◆ Information given
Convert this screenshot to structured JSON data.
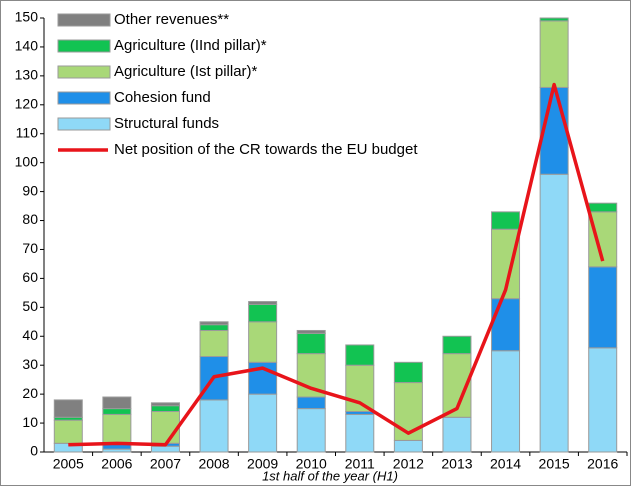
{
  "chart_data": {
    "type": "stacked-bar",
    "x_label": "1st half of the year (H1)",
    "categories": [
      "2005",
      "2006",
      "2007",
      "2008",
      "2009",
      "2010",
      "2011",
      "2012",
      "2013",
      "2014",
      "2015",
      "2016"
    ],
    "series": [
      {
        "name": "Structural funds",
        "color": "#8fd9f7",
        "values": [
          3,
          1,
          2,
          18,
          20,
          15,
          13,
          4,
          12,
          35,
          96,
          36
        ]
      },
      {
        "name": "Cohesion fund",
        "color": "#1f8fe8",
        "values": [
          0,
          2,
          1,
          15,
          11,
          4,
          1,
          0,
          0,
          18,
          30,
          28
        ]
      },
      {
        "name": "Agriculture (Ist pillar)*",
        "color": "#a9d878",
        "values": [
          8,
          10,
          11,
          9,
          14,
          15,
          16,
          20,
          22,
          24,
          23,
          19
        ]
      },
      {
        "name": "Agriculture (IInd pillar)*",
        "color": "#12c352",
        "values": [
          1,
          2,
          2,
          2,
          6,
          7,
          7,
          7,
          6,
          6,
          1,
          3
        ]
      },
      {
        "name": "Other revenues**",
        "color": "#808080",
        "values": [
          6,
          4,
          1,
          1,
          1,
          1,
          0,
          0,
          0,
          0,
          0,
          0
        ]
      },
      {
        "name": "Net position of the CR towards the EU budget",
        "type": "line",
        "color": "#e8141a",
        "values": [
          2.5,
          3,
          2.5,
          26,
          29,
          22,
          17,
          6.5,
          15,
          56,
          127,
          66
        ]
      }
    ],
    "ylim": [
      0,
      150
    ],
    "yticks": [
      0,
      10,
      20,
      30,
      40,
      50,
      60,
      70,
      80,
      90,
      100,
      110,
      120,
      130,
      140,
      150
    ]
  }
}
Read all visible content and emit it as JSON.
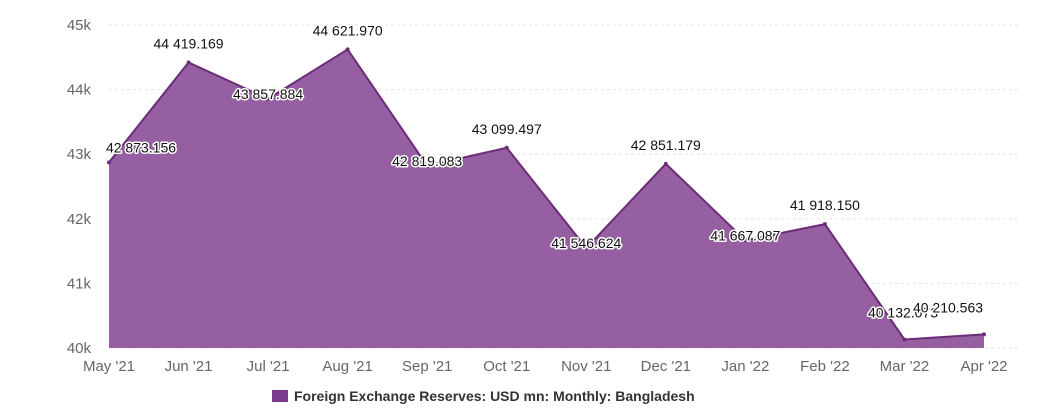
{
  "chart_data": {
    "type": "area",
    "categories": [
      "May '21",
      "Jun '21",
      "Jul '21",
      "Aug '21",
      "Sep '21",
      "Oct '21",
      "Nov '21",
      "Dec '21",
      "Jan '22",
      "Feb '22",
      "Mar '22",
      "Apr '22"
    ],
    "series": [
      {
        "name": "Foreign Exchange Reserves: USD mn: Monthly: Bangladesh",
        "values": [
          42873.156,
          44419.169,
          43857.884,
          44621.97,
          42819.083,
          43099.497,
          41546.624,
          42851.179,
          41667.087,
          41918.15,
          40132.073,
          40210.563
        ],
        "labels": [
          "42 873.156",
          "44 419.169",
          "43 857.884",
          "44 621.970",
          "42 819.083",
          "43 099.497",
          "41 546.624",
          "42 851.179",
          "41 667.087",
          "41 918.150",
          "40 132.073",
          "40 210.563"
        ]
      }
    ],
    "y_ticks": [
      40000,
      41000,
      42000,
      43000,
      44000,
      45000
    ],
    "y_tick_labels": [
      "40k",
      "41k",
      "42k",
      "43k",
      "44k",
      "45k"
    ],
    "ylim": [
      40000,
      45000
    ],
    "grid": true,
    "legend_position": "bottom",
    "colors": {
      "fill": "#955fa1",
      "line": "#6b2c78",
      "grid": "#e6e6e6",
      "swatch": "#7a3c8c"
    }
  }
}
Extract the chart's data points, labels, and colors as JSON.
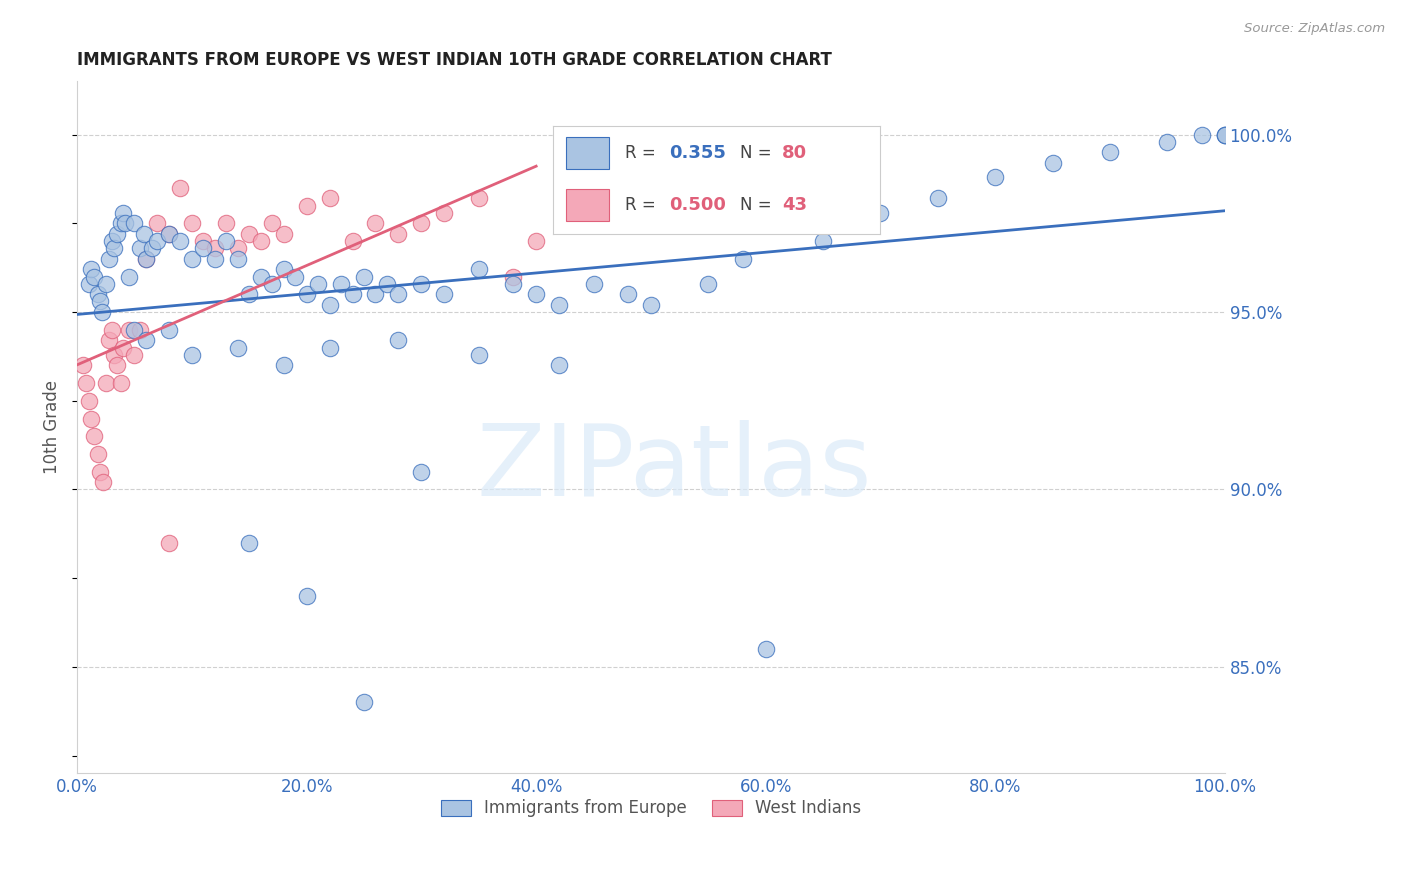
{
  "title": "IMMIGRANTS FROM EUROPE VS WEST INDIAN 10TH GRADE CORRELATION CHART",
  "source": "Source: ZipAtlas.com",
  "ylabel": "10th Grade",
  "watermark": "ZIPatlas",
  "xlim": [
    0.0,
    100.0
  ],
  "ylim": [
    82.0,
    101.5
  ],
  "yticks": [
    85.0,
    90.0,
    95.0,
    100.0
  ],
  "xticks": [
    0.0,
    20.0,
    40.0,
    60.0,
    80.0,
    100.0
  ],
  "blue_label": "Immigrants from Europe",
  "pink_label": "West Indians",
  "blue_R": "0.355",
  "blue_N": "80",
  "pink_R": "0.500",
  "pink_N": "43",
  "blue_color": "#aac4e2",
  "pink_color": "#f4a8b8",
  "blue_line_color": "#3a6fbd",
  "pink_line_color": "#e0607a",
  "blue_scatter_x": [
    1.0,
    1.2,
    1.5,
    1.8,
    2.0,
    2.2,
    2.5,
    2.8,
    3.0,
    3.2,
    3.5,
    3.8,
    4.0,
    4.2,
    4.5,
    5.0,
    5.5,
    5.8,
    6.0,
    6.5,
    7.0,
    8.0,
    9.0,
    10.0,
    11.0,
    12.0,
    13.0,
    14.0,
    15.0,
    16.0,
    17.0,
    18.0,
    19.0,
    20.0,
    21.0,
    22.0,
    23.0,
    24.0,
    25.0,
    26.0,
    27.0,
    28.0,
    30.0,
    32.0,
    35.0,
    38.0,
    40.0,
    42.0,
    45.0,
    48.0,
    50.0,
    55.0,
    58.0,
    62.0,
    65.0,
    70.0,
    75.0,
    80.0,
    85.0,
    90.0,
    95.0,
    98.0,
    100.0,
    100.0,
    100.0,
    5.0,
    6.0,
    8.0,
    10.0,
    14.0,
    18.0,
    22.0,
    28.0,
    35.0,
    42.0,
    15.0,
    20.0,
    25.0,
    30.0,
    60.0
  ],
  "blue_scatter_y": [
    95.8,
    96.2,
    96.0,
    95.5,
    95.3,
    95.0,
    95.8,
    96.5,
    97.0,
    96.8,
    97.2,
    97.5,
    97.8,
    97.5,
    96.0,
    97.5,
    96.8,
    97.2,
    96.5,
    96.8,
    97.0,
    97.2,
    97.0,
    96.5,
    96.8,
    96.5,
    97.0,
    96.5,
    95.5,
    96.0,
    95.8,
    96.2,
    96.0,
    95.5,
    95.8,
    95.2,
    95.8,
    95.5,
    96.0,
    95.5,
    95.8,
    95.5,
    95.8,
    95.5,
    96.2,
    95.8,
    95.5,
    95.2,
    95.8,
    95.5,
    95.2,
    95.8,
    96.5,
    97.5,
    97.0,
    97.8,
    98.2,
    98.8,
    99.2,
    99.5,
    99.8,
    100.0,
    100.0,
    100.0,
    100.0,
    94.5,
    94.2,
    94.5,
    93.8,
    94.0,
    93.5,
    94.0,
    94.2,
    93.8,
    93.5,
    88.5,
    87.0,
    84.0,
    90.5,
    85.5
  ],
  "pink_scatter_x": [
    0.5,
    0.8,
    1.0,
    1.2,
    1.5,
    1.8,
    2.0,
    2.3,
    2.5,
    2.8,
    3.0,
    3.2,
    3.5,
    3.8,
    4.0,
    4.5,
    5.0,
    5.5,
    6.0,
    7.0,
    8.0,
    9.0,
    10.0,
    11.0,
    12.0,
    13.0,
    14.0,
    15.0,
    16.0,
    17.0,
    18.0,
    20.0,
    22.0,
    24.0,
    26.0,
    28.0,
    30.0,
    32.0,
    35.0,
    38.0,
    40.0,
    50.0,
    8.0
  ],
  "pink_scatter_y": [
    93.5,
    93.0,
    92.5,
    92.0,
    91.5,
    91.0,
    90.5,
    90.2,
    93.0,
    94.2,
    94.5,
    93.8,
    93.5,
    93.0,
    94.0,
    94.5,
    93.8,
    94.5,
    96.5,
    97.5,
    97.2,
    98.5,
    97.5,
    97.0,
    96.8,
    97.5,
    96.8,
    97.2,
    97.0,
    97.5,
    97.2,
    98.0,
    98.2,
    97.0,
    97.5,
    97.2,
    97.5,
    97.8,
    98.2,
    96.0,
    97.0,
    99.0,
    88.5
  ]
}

◆ What you have to do
Copy each line of the data above that holds "type".

◆ Complete response
    "type": "stacked-bar",
        "type": "line",
    "type": "area",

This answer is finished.